## YOUR OBJECTIVE
Please output every line of the material as it stands, without the pictures.

## DATA PROVIDED
----
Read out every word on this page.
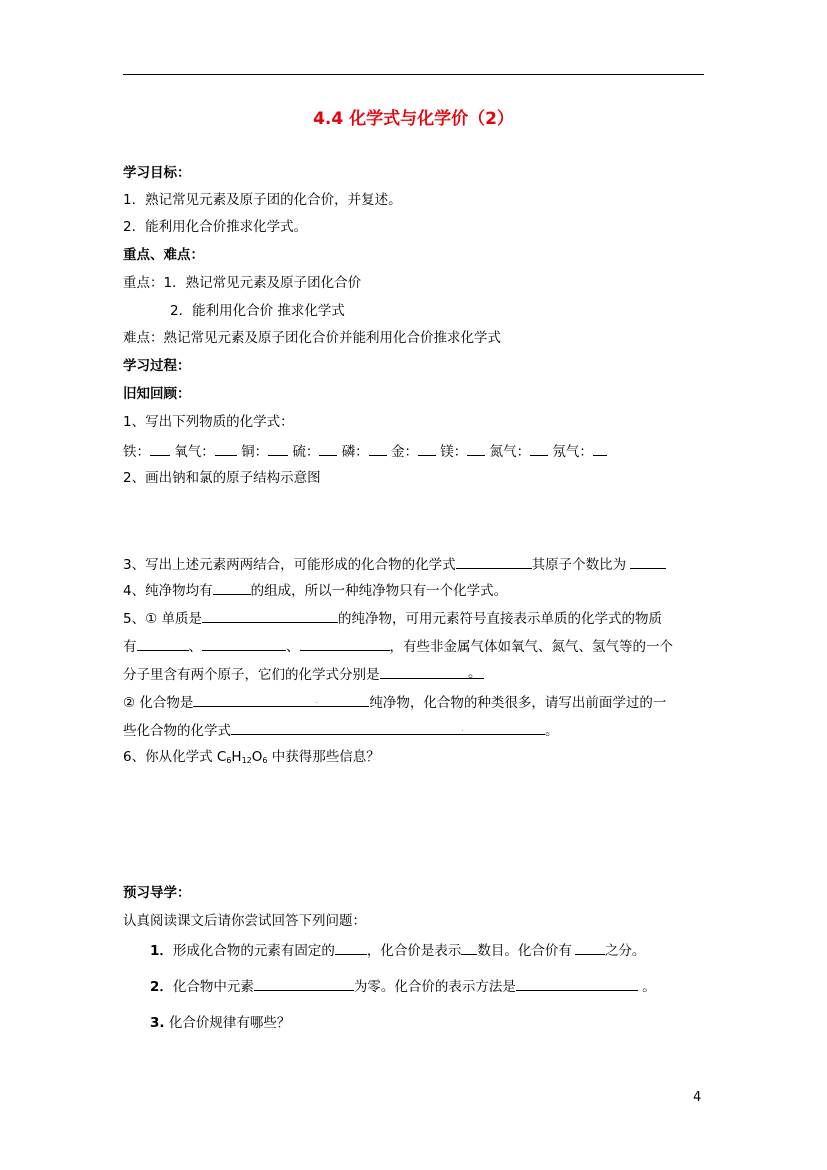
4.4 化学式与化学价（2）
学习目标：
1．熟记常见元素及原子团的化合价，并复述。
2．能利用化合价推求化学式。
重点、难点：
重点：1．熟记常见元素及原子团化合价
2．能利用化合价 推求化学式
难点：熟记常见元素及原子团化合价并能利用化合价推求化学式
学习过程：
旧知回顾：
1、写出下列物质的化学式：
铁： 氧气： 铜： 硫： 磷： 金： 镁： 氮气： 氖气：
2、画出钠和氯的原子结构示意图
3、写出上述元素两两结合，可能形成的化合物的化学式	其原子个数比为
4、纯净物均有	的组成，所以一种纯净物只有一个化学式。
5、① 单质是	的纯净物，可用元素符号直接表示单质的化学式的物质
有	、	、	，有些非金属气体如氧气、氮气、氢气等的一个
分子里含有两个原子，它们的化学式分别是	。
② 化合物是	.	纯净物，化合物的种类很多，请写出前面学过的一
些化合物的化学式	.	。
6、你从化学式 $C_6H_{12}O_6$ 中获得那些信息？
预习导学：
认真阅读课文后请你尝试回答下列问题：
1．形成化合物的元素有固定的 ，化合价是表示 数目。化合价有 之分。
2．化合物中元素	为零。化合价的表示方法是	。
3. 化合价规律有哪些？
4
----
## FINISHED EXERCISE
Read out every word on this page.
4.4 化学式与化学价（2）
学习目标：
1．熟记常见元素及原子团的化合价，并复述。
2．能利用化合价推求化学式。
重点、难点：
重点：1．熟记常见元素及原子团化合价
2．能利用化合价 推求化学式
难点：熟记常见元素及原子团化合价并能利用化合价推求化学式
学习过程：
旧知回顾：
1、写出下列物质的化学式：
铁： 氧气： 铜： 硫： 磷： 金： 镁： 氮气： 氖气：
2、画出钠和氯的原子结构示意图
3、写出上述元素两两结合，可能形成的化合物的化学式	其原子个数比为
4、纯净物均有	的组成，所以一种纯净物只有一个化学式。
5、① 单质是	的纯净物，可用元素符号直接表示单质的化学式的物质
有	、	、	，有些非金属气体如氧气、氮气、氢气等的一个
分子里含有两个原子，它们的化学式分别是	。
② 化合物是	.	纯净物，化合物的种类很多，请写出前面学过的一
些化合物的化学式	.	。
6、你从化学式 $C_6H_{12}O_6$ 中获得那些信息？
预习导学：
认真阅读课文后请你尝试回答下列问题：
1．形成化合物的元素有固定的 ，化合价是表示 数目。化合价有 之分。
2．化合物中元素	为零。化合价的表示方法是	。
3. 化合价规律有哪些？
4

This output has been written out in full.